_Exercise:_ What follows is a block of records; reproduce all of it verbatim.

Start of Records supplied

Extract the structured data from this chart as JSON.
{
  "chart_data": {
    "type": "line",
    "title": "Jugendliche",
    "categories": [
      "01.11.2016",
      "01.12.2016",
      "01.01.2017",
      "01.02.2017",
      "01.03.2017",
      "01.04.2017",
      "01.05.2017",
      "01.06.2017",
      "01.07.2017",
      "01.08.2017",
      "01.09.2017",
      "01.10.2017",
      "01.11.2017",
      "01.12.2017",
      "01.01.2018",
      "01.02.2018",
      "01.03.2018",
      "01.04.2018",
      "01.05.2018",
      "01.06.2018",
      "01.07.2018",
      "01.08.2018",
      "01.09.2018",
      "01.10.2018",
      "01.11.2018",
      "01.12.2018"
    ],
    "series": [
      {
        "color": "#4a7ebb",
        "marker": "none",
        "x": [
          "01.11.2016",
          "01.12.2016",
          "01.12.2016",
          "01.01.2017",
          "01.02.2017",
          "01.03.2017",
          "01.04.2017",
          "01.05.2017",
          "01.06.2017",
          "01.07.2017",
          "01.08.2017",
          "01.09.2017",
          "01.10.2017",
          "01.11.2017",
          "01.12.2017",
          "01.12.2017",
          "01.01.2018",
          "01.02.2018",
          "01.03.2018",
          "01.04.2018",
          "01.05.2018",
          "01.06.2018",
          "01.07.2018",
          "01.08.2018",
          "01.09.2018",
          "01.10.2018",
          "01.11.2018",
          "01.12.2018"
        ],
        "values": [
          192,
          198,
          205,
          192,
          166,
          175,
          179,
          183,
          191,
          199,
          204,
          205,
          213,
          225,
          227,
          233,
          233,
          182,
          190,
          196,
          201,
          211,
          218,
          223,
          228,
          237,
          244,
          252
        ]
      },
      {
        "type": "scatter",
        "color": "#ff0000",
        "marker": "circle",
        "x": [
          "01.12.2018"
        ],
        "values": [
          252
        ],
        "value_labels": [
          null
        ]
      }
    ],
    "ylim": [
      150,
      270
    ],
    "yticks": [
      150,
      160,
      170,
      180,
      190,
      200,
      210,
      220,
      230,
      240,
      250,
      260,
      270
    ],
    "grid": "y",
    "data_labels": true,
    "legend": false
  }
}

End of Records supplied

_Written answer:_
Extract the structured data from this chart as JSON.
{
  "chart_data": {
    "type": "line",
    "title": "Jugendliche",
    "categories": [
      "01.11.2016",
      "01.12.2016",
      "01.01.2017",
      "01.02.2017",
      "01.03.2017",
      "01.04.2017",
      "01.05.2017",
      "01.06.2017",
      "01.07.2017",
      "01.08.2017",
      "01.09.2017",
      "01.10.2017",
      "01.11.2017",
      "01.12.2017",
      "01.01.2018",
      "01.02.2018",
      "01.03.2018",
      "01.04.2018",
      "01.05.2018",
      "01.06.2018",
      "01.07.2018",
      "01.08.2018",
      "01.09.2018",
      "01.10.2018",
      "01.11.2018",
      "01.12.2018"
    ],
    "series": [
      {
        "color": "#4a7ebb",
        "marker": "none",
        "x": [
          "01.11.2016",
          "01.12.2016",
          "01.12.2016",
          "01.01.2017",
          "01.02.2017",
          "01.03.2017",
          "01.04.2017",
          "01.05.2017",
          "01.06.2017",
          "01.07.2017",
          "01.08.2017",
          "01.09.2017",
          "01.10.2017",
          "01.11.2017",
          "01.12.2017",
          "01.12.2017",
          "01.01.2018",
          "01.02.2018",
          "01.03.2018",
          "01.04.2018",
          "01.05.2018",
          "01.06.2018",
          "01.07.2018",
          "01.08.2018",
          "01.09.2018",
          "01.10.2018",
          "01.11.2018",
          "01.12.2018"
        ],
        "values": [
          192,
          198,
          205,
          192,
          166,
          175,
          179,
          183,
          191,
          199,
          204,
          205,
          213,
          225,
          227,
          233,
          233,
          182,
          190,
          196,
          201,
          211,
          218,
          223,
          228,
          237,
          244,
          252
        ]
      },
      {
        "type": "scatter",
        "color": "#ff0000",
        "marker": "circle",
        "x": [
          "01.12.2018"
        ],
        "values": [
          252
        ],
        "value_labels": [
          null
        ]
      }
    ],
    "ylim": [
      150,
      270
    ],
    "yticks": [
      150,
      160,
      170,
      180,
      190,
      200,
      210,
      220,
      230,
      240,
      250,
      260,
      270
    ],
    "grid": "y",
    "data_labels": true,
    "legend": false
  }
}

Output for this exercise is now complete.